SET OF TASKS
[1] In the court opinion, what share of the plaintiffs' damage award does the Court assign to Energy?
[2] Please resume the court opinion, picking up right after its final sentence.

##### SELECTED EXTRACT #####

Farmers Export Co., Inc.
Energy Terminals, Inc.

The opinion of the court was delivered by: HANNUM



 This matter was tried to the Court. The court now makes findings of fact and conclusions of law as required by Fed.R.Civ.P. 52(a). At issue is a crossclaim asserted by Farmers Export Company, Inc. (hereinafter "Farmers") against Energy Terminals, Inc. (hereinafter "Energy") and a crossclaim asserted by Energy against Farmers for indemnification or contribution.

 In the underlying suit, the plaintiffs, Mario and Eileen Caltabiano, brought suit against Energy, Farmers and the Consolidated Rail Corporation (hereinafter "Conrail"). The plaintiffs' claims brought against these defendants were settled for the sum of $ 216,000.00, with co-defendants Energy and Farmers each paying half. Each party before the Court - that is, Farmers and Energy, seek reimbursement of the amount it contributed towards the settlement with the plaintiffs. Neither Farmers nor Energy assert a crossclaim against Conrail.

 Energy contends that it is entitled to indemnification or contribution from Farmers because:

 (1) Farmers was a lessor in possession of the subject premises at the time of the accident.

 (2) Farmers negligently performed services gratuitously undertaken; and

 (3) Farmers failed to notify Mario Caltabiano of a dangerous condition which existed on the subject premises at the time it leased this property to Energy.

 Farmers argues that it is entitled to indemnification or contribution from Energy because:

 (1) Energy exercised control over the work performed by the plaintiff and did so negligently;

 (2) Farmers cannot be held liable for actions gratuitously undertaken because of the operation of the so-called "borrowed servant" doctrine;

 (3) Farmers' negligence, if any, was secondary or passive as opposed to Energy's primary or active negligence; and

  (4) Farmers is entitled to be fully indemnified under clause 9.02 of the sublease and operating agreement entered into between Farmers and Energy (hereinafter "the parties").

 The Court, after evaluating the briefs, hearing testimony, and analyzing the exhibits, finds that Farmers and Energy are both tort feasors with respect to plaintiffs' injuries. The Court further finds that under Pennsylvania's Comparative Negligence Law, 42 Pa. C.S.A. § 7102(b), Energy is responsible for eighty percent of plaintiffs' damage award, and Farmers is responsible for twenty per cent.

##### STORED DATA #####

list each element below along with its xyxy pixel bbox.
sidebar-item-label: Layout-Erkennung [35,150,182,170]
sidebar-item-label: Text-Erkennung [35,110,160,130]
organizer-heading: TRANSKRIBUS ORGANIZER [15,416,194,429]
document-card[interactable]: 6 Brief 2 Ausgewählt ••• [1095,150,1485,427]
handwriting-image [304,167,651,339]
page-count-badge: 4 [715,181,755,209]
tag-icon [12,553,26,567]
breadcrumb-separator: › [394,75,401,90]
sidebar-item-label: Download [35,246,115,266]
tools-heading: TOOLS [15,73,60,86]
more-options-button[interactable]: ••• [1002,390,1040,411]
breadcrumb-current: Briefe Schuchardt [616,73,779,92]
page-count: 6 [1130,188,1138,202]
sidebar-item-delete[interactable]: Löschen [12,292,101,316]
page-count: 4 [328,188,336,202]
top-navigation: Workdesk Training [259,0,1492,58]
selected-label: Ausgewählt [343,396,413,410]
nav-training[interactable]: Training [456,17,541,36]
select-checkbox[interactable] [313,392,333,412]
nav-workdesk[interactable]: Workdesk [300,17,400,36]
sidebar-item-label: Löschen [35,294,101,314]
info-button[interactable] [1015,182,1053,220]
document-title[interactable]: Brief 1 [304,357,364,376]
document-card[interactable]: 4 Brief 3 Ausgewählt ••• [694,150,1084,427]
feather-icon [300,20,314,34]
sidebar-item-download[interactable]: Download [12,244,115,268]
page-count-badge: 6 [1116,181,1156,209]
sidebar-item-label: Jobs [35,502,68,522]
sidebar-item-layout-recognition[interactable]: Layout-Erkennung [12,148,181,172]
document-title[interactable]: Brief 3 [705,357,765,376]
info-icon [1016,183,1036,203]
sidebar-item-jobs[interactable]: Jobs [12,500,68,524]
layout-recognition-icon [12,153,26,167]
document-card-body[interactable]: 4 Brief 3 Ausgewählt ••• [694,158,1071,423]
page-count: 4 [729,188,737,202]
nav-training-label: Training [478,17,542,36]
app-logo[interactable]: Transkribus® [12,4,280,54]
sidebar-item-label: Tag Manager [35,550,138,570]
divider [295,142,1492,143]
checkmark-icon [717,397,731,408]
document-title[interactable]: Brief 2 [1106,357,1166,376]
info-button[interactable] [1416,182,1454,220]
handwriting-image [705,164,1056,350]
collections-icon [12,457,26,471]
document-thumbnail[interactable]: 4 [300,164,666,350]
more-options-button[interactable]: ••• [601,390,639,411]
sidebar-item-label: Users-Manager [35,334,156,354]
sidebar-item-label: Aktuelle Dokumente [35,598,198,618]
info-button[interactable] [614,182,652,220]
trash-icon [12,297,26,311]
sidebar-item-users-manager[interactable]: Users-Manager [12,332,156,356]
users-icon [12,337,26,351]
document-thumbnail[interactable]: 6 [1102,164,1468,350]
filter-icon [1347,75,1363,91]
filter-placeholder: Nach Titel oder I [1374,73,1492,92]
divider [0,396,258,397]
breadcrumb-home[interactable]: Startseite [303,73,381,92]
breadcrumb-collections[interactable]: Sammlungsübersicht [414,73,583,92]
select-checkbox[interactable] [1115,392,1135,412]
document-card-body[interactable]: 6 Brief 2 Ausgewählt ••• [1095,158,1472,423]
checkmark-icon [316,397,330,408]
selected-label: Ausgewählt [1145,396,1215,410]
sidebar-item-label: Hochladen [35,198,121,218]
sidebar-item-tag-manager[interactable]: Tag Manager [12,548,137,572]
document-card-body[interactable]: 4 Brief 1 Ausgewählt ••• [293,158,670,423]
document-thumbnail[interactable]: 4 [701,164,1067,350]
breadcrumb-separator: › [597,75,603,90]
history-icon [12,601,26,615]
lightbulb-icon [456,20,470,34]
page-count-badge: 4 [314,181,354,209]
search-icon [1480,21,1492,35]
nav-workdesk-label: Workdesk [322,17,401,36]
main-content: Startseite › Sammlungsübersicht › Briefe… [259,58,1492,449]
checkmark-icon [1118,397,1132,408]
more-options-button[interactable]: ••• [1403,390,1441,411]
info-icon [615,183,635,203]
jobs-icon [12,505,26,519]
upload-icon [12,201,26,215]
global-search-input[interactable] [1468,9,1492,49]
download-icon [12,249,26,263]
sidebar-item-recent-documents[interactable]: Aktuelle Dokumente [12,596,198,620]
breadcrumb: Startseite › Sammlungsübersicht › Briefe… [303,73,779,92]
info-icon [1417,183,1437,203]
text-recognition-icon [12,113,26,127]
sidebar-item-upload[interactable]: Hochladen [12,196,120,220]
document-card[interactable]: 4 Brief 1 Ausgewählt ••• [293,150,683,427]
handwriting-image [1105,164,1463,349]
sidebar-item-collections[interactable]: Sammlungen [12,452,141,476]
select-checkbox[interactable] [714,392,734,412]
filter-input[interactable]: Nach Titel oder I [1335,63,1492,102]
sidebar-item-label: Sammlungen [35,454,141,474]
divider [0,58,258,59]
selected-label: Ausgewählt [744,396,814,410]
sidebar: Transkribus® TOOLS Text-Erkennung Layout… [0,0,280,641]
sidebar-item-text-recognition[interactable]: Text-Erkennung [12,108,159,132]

#####

RESULTS IN ORDER
[1] Eighty percent.

[2]
 A district court has full discretion in evaluating the evidence as would the trier of fact in a jury trial. As will be discussed below, credibility of witnesses has played a significant role in resolving the issues of fact before the Court. The Court, after a brief recitation of the facts, will address the issues presented for decision.


 Conrail owned the premises located at 2870-2890 East Allegheny Avenue, Philadelphia, at the time of the accident which is the subject of this litigation. Farmers was a lessee of the premises during July, 1982, the month in which the accident occurred. During that month, Energy was the sublessee of the portion of the property on which the accident took place. The property in question was grain bin number 8, and had been assigned by Farmers to Energy as per their sublease agreement.

 Energy, through its project manager Alan Gibbs, contracted Highgate Steel (hereinafter "Highgate") to perform work in bin 8 for the purpose of converting it from a grain-handling apparatus to a coal-handling one. As recently as a month before the accident, Farmers possessed the bin according to its lease agreement with Conrail, and used it to hold corn. Plaintiff Mario Caltabiano was the Highgate employee performing the welding work in bin 8. During the conversion process, Mario Caltabiano's torch ignited some grain dust in the chute connected to the bin, injuring him seriously.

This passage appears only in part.